Written exercise: Out of the lines below, please list those that hold the string "name".

Data entries:
--------------------------------------------------
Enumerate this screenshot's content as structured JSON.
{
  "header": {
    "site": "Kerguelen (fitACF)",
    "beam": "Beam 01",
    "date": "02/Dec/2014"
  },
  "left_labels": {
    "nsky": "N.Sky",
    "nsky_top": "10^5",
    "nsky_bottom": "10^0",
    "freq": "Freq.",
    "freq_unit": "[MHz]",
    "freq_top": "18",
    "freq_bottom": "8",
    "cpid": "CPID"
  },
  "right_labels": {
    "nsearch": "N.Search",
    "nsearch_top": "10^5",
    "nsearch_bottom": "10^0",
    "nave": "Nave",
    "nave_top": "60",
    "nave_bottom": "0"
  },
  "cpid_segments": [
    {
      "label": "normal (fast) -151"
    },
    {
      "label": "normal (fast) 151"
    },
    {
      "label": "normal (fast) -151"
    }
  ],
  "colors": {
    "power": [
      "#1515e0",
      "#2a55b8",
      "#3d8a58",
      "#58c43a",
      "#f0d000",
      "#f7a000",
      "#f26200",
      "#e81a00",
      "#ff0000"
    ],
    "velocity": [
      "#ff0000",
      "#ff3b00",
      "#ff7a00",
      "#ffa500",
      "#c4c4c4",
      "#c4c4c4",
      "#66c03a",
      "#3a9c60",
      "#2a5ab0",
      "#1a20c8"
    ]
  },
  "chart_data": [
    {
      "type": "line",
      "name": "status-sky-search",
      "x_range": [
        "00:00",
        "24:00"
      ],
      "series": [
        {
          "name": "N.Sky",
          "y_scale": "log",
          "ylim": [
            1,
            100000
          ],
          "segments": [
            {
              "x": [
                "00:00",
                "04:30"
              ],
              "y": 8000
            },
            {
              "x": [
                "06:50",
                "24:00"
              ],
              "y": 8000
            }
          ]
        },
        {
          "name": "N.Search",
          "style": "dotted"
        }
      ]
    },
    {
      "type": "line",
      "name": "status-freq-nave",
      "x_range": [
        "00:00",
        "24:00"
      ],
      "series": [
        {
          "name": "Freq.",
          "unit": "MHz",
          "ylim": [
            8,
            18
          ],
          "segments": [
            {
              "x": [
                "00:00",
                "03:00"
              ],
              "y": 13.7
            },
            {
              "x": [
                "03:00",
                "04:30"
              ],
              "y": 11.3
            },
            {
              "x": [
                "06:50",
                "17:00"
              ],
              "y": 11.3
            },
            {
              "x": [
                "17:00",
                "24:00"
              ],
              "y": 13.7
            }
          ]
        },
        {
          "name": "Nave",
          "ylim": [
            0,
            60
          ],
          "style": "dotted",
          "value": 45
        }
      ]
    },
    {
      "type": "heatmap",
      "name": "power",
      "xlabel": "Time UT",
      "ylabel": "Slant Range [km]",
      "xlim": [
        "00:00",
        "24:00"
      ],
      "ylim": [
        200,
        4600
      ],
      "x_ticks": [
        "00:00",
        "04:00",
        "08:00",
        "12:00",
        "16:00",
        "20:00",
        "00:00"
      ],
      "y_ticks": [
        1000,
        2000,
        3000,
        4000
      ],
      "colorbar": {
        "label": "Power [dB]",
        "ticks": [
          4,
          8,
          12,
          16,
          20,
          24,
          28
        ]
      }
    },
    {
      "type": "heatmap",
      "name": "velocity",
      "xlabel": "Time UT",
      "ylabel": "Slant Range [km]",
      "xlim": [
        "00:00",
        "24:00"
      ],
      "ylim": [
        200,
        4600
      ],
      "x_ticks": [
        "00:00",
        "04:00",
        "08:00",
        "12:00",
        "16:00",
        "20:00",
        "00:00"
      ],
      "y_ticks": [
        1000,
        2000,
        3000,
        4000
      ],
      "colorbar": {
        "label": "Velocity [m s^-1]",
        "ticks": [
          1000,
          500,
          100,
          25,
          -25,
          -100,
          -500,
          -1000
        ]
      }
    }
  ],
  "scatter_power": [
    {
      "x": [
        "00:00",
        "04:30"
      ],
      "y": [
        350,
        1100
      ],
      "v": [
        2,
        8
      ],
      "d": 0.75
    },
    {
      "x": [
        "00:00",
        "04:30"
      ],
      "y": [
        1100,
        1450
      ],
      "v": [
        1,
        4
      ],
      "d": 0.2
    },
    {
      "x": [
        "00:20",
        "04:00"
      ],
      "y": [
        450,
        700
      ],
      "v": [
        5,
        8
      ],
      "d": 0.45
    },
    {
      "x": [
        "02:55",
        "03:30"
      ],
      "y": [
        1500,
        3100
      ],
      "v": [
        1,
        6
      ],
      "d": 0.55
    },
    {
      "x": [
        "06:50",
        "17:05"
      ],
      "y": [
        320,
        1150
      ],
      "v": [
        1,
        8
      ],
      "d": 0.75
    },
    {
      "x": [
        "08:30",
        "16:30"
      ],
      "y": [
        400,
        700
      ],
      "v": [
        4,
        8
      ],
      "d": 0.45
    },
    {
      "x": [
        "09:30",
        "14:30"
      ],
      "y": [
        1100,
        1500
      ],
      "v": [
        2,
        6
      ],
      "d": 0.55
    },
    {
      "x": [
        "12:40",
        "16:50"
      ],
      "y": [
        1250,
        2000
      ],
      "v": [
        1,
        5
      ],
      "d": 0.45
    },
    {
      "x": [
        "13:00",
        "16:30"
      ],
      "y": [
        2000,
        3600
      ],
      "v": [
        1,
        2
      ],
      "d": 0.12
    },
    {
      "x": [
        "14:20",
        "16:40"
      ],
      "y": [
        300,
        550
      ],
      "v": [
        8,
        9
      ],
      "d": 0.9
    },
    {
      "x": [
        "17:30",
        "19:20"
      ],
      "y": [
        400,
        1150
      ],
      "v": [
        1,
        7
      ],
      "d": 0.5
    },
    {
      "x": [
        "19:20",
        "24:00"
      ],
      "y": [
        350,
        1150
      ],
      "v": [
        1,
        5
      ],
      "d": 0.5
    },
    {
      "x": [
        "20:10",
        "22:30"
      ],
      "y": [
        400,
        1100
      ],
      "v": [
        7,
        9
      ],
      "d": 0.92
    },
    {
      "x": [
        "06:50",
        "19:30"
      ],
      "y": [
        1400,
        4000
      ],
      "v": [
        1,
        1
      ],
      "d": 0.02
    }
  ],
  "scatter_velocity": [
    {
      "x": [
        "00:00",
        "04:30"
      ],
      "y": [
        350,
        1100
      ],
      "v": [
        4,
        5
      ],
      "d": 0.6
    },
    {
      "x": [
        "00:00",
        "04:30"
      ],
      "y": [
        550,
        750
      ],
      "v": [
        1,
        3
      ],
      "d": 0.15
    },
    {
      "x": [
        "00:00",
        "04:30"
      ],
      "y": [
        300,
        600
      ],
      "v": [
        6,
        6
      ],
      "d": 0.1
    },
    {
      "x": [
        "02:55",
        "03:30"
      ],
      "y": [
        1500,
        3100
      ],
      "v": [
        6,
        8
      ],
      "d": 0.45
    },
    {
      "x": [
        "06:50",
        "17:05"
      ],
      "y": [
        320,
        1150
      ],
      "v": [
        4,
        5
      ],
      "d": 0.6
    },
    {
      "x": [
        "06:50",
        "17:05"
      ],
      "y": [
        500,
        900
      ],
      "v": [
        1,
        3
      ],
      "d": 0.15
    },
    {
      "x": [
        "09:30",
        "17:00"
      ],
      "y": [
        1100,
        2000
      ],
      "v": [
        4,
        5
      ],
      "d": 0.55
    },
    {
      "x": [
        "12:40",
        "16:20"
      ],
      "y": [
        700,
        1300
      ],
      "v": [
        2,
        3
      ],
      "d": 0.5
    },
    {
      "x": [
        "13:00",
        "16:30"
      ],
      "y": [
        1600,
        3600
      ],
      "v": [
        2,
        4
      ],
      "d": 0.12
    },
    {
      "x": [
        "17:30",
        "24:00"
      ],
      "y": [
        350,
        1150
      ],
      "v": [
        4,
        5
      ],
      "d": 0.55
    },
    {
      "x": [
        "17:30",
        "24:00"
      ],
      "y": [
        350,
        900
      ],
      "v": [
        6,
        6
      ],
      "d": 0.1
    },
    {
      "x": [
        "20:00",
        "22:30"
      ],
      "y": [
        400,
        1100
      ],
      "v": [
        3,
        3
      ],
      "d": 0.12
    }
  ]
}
--------------------------------------------------
The response:
      "name": "status-sky-search",
          "name": "N.Sky",
          "name": "N.Search",
      "name": "status-freq-nave",
          "name": "Freq.",
          "name": "Nave",
      "name": "power",
      "name": "velocity",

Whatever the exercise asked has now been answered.